#### Aufgabenstellung
Schreibe den Textauszug über Companion-Apps und den Wechsel zu Free-to-play vollständig und wortgetreu ab.

#### Textauszug
Um in „Assassins Creed Unity“ gefundene Nomaden-Truhen zu öffnen, musste der Spieler diese erst in der Companion-App durch Rätsel und Zeitmissionen freischalten. Zur Zeitbegrenzung kam noch die Limitation hinzu, dass die App immer mit der Konsole synchronisiert sein musste und ohne verfügbares Internet gab es keinen anderen Weg diese Kisten zu öffnen. Als Kirsche auf dem Scheißhaufen löschte die App in Verbindung mit UPlay auch öfters noch den Spielstand, weshalb die ursprünglich essenzielle Verbindung nach nur vier Monate nach Veröffentlichung des Spiels heraus-gepatcht wurde.
Große Titel, die davor ein monatliches Abonnement benötigten und bei denen eine Companion App keinen Sinn machte, wurden Free-to-play. Dieser Entschluss brachte im Falle von „Star Wars: The Old Republic“ das doppelte und im Falle von „Rift“ das fünffache monatliche Einkommen. Aber auch Spiele ohne vorheriges Abonnement, wie „Team Fortress 2“, bescherte die Entscheidung das Geschäftsmodell zu wechseln fünfmal so viele Spieler wie zuvor.

#### Zeilen
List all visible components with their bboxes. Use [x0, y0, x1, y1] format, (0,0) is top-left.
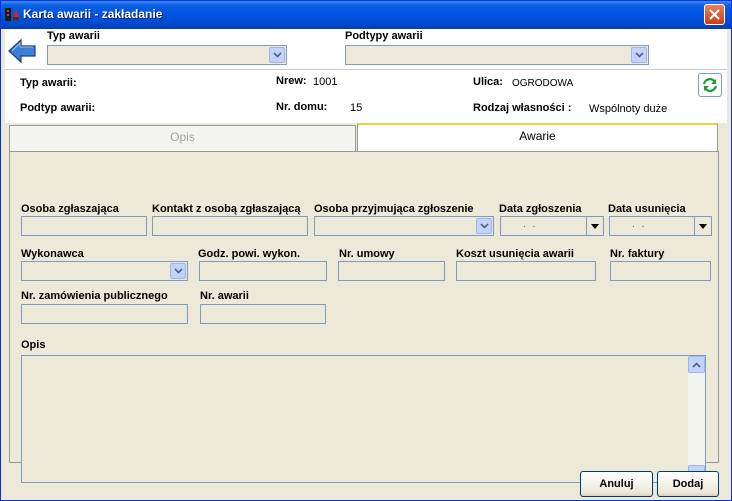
nr-faktury-label: Nr. faktury — [610, 248, 665, 260]
info-typ-awarii-label: Typ awarii: — [20, 77, 77, 89]
podtypy-awarii-select[interactable] — [345, 45, 649, 65]
nr-zamowienia-input[interactable] — [21, 304, 188, 324]
close-button[interactable] — [704, 4, 725, 25]
nr-umowy-input[interactable] — [338, 261, 445, 281]
window: Karta awarii - zakładanie Typ awarii Pod… — [0, 0, 732, 501]
nrew-label: Nrew: — [276, 75, 307, 87]
back-arrow-icon[interactable] — [7, 37, 37, 65]
rodzaj-wlasnosci-value: Wspólnoty duże — [589, 103, 668, 115]
koszt-label: Koszt usunięcia awarii — [456, 248, 574, 260]
nrew-value: 1001 — [313, 76, 338, 88]
ulica-label: Ulica: — [473, 76, 503, 88]
nr-domu-label: Nr. domu: — [276, 101, 328, 113]
nr-umowy-label: Nr. umowy — [339, 248, 395, 260]
window-title: Karta awarii - zakładanie — [23, 7, 163, 21]
tab-opis[interactable]: Opis — [9, 125, 356, 151]
refresh-button[interactable] — [698, 73, 722, 97]
data-zgloszenia-value: . . — [523, 219, 538, 230]
typ-awarii-dropdown-button[interactable] — [269, 47, 285, 63]
nr-zamowienia-label: Nr. zamówienia publicznego — [21, 290, 168, 302]
close-icon — [709, 9, 720, 20]
refresh-icon — [702, 78, 718, 92]
anuluj-button[interactable]: Anuluj — [580, 471, 653, 497]
ulica-value: OGRODOWA — [512, 78, 574, 89]
data-usuniecia-label: Data usunięcia — [608, 203, 686, 215]
data-zgloszenia-input[interactable]: . . — [500, 216, 604, 236]
typ-awarii-select[interactable] — [47, 45, 287, 65]
osoba-przyjmujaca-dropdown-button[interactable] — [476, 218, 492, 234]
tab-awarie[interactable]: Awarie — [357, 123, 718, 152]
info-area: Typ awarii: Podtyp awarii: Nrew: 1001 Nr… — [5, 69, 727, 123]
godz-powi-input[interactable] — [199, 261, 327, 281]
client-area: Typ awarii Podtypy awarii Typ awarii: Po… — [5, 29, 727, 497]
data-zgloszenia-label: Data zgłoszenia — [499, 203, 582, 215]
osoba-przyjmujaca-label: Osoba przyjmująca zgłoszenie — [314, 203, 474, 215]
opis-label: Opis — [21, 339, 46, 351]
nr-awarii-input[interactable] — [200, 304, 326, 324]
osoba-przyjmujaca-select[interactable] — [314, 216, 494, 236]
triangle-down-icon — [699, 223, 707, 229]
opis-scrollbar[interactable] — [688, 356, 705, 482]
data-usuniecia-value: . . — [632, 219, 647, 230]
header-area: Typ awarii Podtypy awarii — [5, 29, 727, 69]
app-icon — [5, 8, 20, 21]
rodzaj-wlasnosci-label: Rodzaj własności : — [473, 102, 572, 114]
kontakt-input[interactable] — [152, 216, 308, 236]
godz-powi-label: Godz. powi. wykon. — [198, 248, 301, 260]
koszt-input[interactable] — [456, 261, 596, 281]
nr-awarii-label: Nr. awarii — [200, 290, 249, 302]
osoba-zglaszajaca-label: Osoba zgłaszająca — [21, 203, 119, 215]
data-usuniecia-dropdown-button[interactable] — [694, 217, 711, 235]
typ-awarii-label: Typ awarii — [47, 30, 100, 42]
opis-textarea[interactable] — [21, 355, 706, 483]
kontakt-label: Kontakt z osobą zgłaszającą — [152, 203, 301, 215]
triangle-down-icon — [591, 223, 599, 229]
osoba-zglaszajaca-input[interactable] — [21, 216, 147, 236]
tab-strip: Opis Awarie — [9, 123, 719, 152]
scroll-up-button[interactable] — [688, 356, 705, 373]
podtypy-awarii-label: Podtypy awarii — [345, 30, 423, 42]
wykonawca-select[interactable] — [21, 261, 188, 281]
info-podtyp-awarii-label: Podtyp awarii: — [20, 102, 96, 114]
chevron-down-icon — [479, 223, 489, 229]
chevron-down-icon — [634, 52, 644, 58]
chevron-down-icon — [272, 52, 282, 58]
nr-domu-value: 15 — [350, 102, 363, 114]
nr-faktury-input[interactable] — [610, 261, 711, 281]
wykonawca-dropdown-button[interactable] — [170, 263, 186, 279]
data-usuniecia-input[interactable]: . . — [609, 216, 712, 236]
awarie-panel: Osoba zgłaszająca Kontakt z osobą zgłasz… — [9, 151, 719, 483]
podtypy-awarii-dropdown-button[interactable] — [631, 47, 647, 63]
chevron-down-icon — [173, 268, 183, 274]
dodaj-button[interactable]: Dodaj — [657, 471, 719, 497]
title-bar[interactable]: Karta awarii - zakładanie — [1, 1, 731, 29]
wykonawca-label: Wykonawca — [21, 248, 84, 260]
data-zgloszenia-dropdown-button[interactable] — [586, 217, 603, 235]
chevron-up-icon — [692, 361, 701, 368]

#### Lösung
Um in „Assassins Creed Unity“ gefundene Nomaden-Truhen zu öffnen, musste der Spieler diese erst in der Companion-App durch Rätsel und Zeitmissionen freischalten. Zur Zeitbegrenzung kam noch die Limitation hinzu, dass die App immer mit der Konsole synchronisiert sein musste und ohne verfügbares Internet gab es keinen anderen Weg diese Kisten zu öffnen. Als Kirsche auf dem Scheißhaufen löschte die App in Verbindung mit UPlay auch öfters noch den Spielstand, weshalb die ursprünglich essenzielle Verbindung nach nur vier Monate nach Veröffentlichung des Spiels heraus-gepatcht wurde.
Große Titel, die davor ein monatliches Abonnement benötigten und bei denen eine Companion App keinen Sinn machte, wurden Free-to-play. Dieser Entschluss brachte im Falle von „Star Wars: The Old Republic“ das doppelte und im Falle von „Rift“ das fünffache monatliche Einkommen. Aber auch Spiele ohne vorheriges Abonnement, wie „Team Fortress 2“, bescherte die Entscheidung das Geschäftsmodell zu wechseln fünfmal so viele Spieler wie zuvor.